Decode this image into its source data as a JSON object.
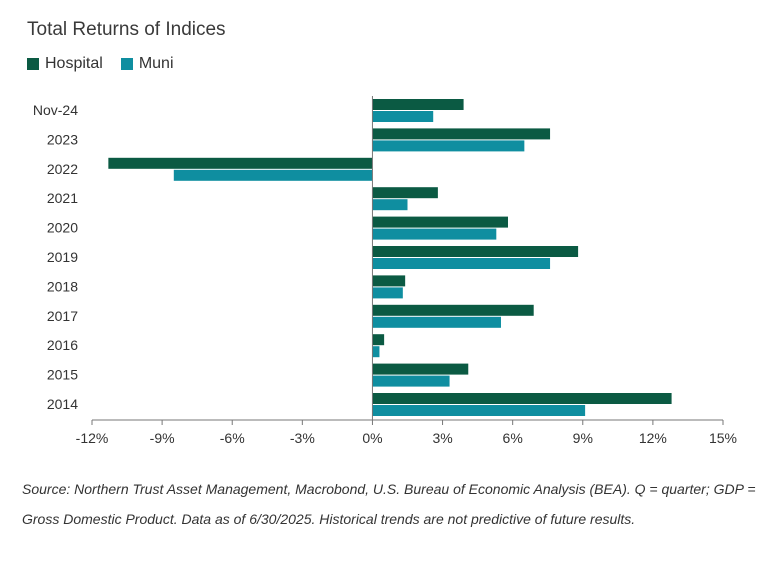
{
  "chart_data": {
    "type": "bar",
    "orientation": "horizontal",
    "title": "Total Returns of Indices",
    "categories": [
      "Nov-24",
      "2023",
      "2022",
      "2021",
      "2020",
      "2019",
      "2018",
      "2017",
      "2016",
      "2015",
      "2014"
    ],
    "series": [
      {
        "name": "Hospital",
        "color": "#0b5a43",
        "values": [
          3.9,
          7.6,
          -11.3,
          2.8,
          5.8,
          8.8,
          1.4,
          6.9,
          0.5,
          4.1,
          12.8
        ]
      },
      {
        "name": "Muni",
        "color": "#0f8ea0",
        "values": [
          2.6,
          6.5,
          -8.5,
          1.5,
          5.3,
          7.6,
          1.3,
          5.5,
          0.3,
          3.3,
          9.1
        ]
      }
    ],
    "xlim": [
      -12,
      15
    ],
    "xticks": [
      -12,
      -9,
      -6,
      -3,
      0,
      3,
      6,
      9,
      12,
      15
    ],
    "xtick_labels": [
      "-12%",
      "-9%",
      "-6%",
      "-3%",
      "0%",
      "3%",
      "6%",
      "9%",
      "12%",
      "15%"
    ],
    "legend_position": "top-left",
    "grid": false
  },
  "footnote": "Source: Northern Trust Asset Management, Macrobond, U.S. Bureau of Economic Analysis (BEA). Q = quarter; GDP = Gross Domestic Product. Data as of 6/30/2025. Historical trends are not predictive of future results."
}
◆ ◆ ◆ ◆
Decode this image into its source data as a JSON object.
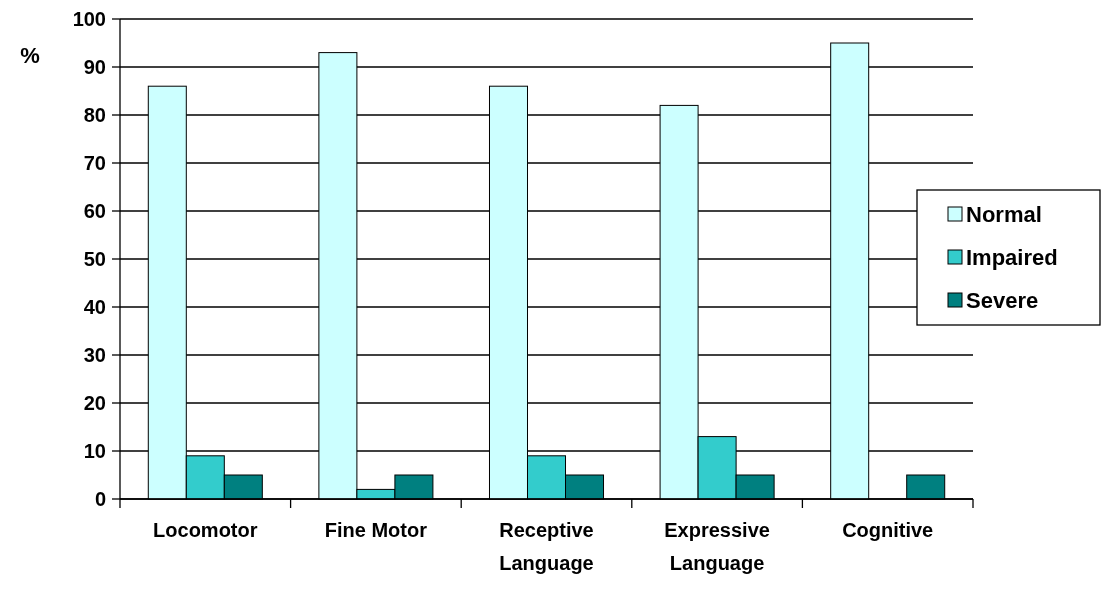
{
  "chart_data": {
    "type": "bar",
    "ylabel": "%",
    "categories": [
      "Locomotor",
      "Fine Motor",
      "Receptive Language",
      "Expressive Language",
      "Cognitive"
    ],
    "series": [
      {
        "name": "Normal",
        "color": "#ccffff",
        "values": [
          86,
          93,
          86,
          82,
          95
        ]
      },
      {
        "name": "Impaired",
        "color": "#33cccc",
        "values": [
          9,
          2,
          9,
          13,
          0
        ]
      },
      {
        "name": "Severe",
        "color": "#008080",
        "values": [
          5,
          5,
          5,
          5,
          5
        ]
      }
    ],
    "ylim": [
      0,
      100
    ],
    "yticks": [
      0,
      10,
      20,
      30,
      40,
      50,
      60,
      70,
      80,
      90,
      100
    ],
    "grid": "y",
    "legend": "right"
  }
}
◆ ◆ ◆ ◆
◆ **What needs to be done**
Where a line of the entries contains the word "name", copy that line.

◆ **Result below**
        "name": "Hospital",
        "name": "Muni",
        "name": "Normal",
        "name": "Impaired",
        "name": "Severe",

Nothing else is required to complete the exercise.